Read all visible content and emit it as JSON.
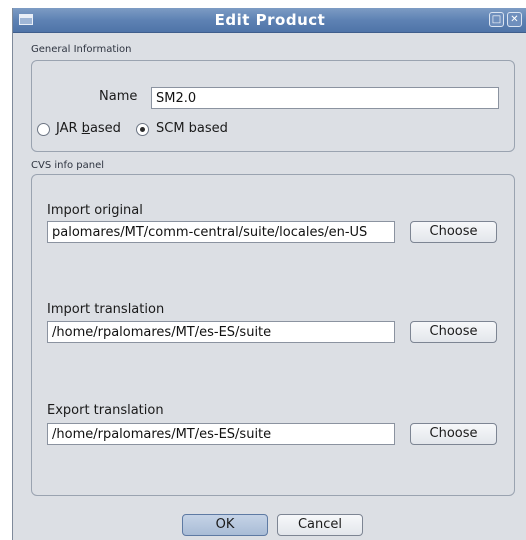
{
  "window": {
    "title": "Edit Product"
  },
  "general": {
    "group_label": "General Information",
    "name_label": "Name",
    "name_value": "SM2.0",
    "radio_jar_pre": "JAR ",
    "radio_jar_ul": "b",
    "radio_jar_post": "ased",
    "radio_scm": "SCM based",
    "selected": "SCM based"
  },
  "cvs": {
    "group_label": "CVS info panel",
    "rows": [
      {
        "label": "Import original",
        "value": "palomares/MT/comm-central/suite/locales/en-US",
        "button": "Choose"
      },
      {
        "label": "Import translation",
        "value": "/home/rpalomares/MT/es-ES/suite",
        "button": "Choose"
      },
      {
        "label": "Export translation",
        "value": "/home/rpalomares/MT/es-ES/suite",
        "button": "Choose"
      }
    ]
  },
  "footer": {
    "ok_label": "OK",
    "cancel_label": "Cancel"
  },
  "icons": [
    "window-menu-icon",
    "maximize-icon",
    "close-icon"
  ]
}
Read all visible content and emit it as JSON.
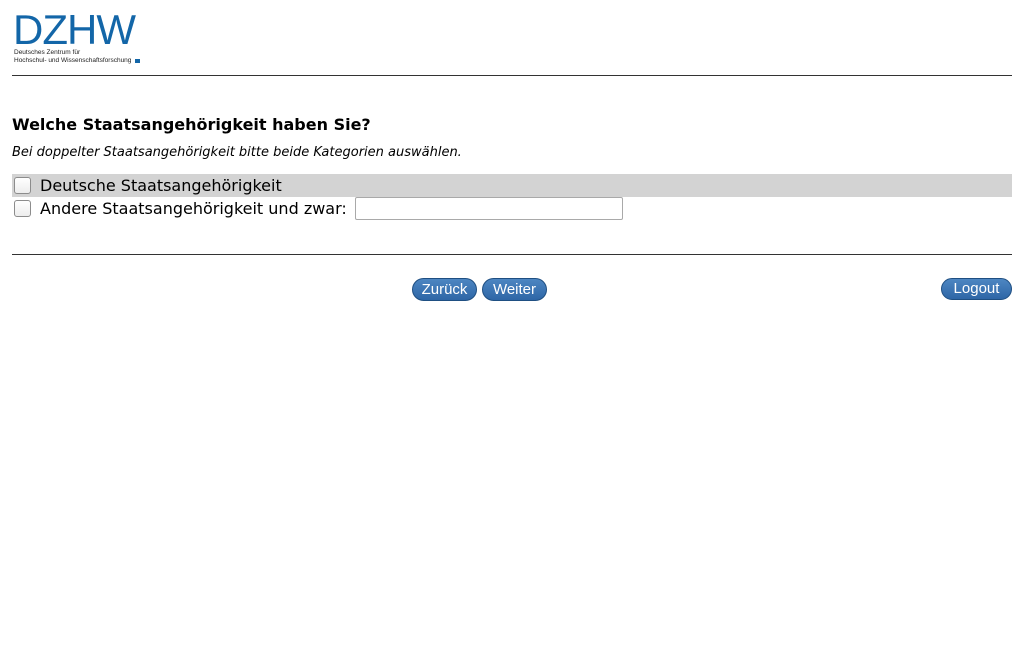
○ ○ ○ ○ ○ ○ ○
Write the records out once more, exactly as they appear, with no pictures.

| EXERCISE RESPONSE |
Read all visible content and emit it as JSON.
{
  "window": {
    "title": "Edit Product"
  },
  "general": {
    "group_label": "General Information",
    "name_label": "Name",
    "name_value": "SM2.0",
    "radio_jar_pre": "JAR ",
    "radio_jar_ul": "b",
    "radio_jar_post": "ased",
    "radio_scm": "SCM based",
    "selected": "SCM based"
  },
  "cvs": {
    "group_label": "CVS info panel",
    "rows": [
      {
        "label": "Import original",
        "value": "palomares/MT/comm-central/suite/locales/en-US",
        "button": "Choose"
      },
      {
        "label": "Import translation",
        "value": "/home/rpalomares/MT/es-ES/suite",
        "button": "Choose"
      },
      {
        "label": "Export translation",
        "value": "/home/rpalomares/MT/es-ES/suite",
        "button": "Choose"
      }
    ]
  },
  "footer": {
    "ok_label": "OK",
    "cancel_label": "Cancel"
  },
  "icons": [
    "window-menu-icon",
    "maximize-icon",
    "close-icon"
  ]
}
Read all visible content and emit it as JSON.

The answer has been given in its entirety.